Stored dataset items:
++++++++++

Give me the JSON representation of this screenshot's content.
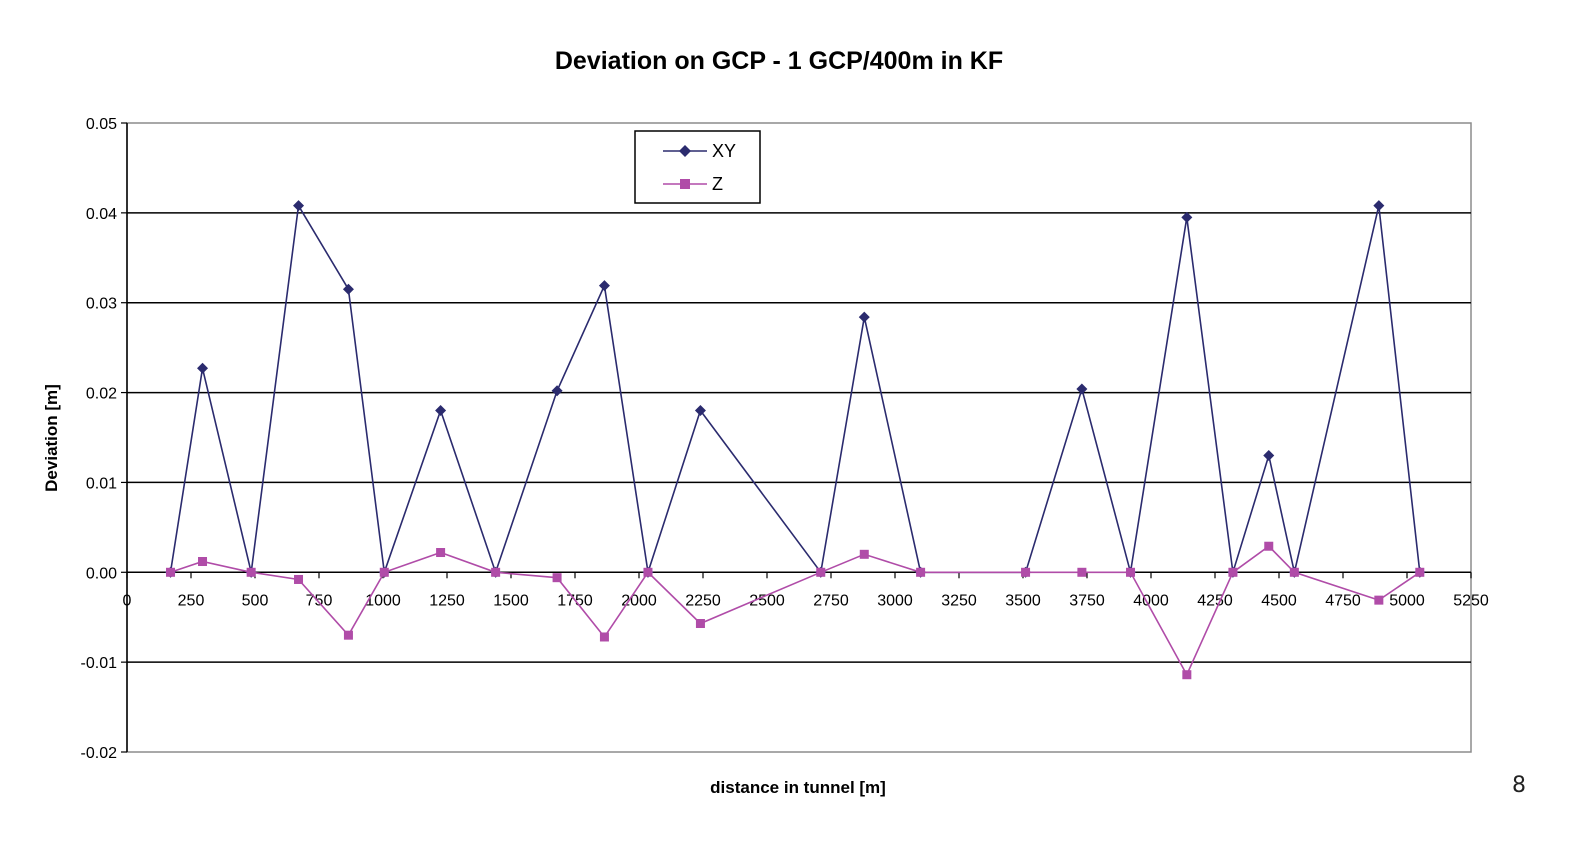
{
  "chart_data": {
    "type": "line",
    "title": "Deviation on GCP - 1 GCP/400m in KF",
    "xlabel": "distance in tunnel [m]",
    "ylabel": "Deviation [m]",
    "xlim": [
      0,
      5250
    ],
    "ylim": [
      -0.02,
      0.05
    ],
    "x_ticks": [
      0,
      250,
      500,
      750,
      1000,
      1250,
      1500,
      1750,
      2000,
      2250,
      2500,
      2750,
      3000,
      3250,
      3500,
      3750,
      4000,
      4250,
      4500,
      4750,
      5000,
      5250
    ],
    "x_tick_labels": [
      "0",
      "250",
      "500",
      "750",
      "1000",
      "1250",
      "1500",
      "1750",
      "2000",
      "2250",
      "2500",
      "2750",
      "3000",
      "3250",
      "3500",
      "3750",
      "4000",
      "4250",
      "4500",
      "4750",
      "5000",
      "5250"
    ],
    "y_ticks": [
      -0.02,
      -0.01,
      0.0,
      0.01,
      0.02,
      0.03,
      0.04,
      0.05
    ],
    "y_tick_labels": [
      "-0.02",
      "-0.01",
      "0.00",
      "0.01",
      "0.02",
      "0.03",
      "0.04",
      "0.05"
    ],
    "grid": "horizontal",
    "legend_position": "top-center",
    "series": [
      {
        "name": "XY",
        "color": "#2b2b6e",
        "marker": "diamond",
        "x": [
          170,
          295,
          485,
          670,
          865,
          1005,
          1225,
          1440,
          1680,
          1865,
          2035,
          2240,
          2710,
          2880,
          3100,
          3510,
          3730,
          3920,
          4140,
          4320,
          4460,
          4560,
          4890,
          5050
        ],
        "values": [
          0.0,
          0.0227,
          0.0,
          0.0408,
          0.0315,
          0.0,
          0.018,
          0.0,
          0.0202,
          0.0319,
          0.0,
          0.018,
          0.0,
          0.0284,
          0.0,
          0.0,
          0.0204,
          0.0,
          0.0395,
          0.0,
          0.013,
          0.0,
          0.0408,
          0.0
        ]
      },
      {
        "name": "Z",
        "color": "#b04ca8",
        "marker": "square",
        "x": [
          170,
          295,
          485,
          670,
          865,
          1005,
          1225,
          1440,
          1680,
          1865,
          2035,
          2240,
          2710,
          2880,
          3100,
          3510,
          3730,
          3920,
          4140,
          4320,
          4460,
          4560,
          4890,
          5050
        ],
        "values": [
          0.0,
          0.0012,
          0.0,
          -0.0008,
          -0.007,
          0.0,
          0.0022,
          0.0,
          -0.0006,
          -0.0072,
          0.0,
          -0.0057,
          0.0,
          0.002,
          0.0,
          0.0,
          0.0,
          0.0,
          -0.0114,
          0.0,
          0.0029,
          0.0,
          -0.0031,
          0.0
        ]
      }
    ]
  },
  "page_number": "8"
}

++++++++++

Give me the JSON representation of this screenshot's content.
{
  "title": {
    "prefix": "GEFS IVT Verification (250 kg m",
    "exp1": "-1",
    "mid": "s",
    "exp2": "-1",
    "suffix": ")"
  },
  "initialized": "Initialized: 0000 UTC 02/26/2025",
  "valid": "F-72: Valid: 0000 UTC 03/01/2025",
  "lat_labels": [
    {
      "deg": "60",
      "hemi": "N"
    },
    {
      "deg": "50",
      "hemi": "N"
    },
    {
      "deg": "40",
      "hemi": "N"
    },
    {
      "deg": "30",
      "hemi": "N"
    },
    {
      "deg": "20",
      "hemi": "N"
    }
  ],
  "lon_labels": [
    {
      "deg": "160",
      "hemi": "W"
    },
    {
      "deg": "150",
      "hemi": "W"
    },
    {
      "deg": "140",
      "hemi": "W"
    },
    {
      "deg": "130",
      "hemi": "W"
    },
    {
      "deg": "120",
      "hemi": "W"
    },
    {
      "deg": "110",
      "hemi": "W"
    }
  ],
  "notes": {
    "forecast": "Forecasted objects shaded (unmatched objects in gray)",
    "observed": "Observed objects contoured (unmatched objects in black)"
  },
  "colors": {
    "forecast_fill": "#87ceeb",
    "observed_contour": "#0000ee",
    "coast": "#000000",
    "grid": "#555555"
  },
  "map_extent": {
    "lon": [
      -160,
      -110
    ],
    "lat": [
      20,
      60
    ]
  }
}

++++++++++

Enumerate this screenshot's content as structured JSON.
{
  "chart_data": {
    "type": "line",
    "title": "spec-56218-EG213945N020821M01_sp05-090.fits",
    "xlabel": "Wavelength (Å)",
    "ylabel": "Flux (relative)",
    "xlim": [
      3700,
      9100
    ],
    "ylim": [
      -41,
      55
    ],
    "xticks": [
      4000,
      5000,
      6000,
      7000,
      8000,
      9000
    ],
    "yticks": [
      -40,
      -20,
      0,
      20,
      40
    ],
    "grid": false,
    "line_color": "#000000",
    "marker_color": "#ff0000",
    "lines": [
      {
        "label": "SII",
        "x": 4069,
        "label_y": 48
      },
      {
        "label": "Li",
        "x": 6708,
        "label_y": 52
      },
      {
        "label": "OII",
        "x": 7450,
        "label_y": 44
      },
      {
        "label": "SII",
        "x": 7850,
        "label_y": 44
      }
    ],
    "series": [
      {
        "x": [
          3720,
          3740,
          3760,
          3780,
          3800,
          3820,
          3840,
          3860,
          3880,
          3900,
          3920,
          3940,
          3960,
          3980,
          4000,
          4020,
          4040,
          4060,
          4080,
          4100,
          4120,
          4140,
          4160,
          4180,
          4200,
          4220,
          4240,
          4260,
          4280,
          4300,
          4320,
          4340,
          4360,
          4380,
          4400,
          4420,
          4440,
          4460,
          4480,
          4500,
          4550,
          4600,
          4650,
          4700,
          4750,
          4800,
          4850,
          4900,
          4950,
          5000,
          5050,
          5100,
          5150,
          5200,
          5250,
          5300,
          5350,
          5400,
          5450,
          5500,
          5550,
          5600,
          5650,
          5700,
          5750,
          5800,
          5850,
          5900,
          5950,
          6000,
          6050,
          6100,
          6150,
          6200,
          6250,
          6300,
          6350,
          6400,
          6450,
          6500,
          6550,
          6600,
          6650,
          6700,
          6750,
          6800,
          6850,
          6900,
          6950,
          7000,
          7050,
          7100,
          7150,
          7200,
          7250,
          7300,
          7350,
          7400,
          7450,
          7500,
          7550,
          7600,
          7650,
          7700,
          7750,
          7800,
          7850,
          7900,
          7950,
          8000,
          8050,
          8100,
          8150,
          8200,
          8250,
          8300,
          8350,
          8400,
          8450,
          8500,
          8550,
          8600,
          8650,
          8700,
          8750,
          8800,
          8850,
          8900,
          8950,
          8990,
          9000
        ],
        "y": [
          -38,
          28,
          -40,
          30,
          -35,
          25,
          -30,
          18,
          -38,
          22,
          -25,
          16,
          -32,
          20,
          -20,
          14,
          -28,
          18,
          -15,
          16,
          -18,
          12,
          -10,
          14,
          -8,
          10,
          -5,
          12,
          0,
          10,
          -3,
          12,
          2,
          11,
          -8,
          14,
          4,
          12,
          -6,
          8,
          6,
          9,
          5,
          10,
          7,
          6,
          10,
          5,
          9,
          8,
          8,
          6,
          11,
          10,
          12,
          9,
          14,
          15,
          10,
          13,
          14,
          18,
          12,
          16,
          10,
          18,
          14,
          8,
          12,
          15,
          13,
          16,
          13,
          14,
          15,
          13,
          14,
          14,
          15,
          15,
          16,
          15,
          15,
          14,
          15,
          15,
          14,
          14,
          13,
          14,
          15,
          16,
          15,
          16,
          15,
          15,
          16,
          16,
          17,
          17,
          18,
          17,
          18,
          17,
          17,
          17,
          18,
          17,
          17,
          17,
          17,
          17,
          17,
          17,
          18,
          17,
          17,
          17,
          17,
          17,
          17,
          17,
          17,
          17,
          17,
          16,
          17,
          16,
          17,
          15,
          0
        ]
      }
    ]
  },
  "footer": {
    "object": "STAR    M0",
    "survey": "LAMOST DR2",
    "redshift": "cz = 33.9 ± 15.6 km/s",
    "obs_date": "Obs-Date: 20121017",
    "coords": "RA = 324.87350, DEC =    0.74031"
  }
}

++++++++++

▶ **Exercise description**
Write out every line of the entries that holds the word "ylabel".

▶ **Result below**
    "ylabel": "Deviation [m]",
    "ylabel": "Flux (relative)",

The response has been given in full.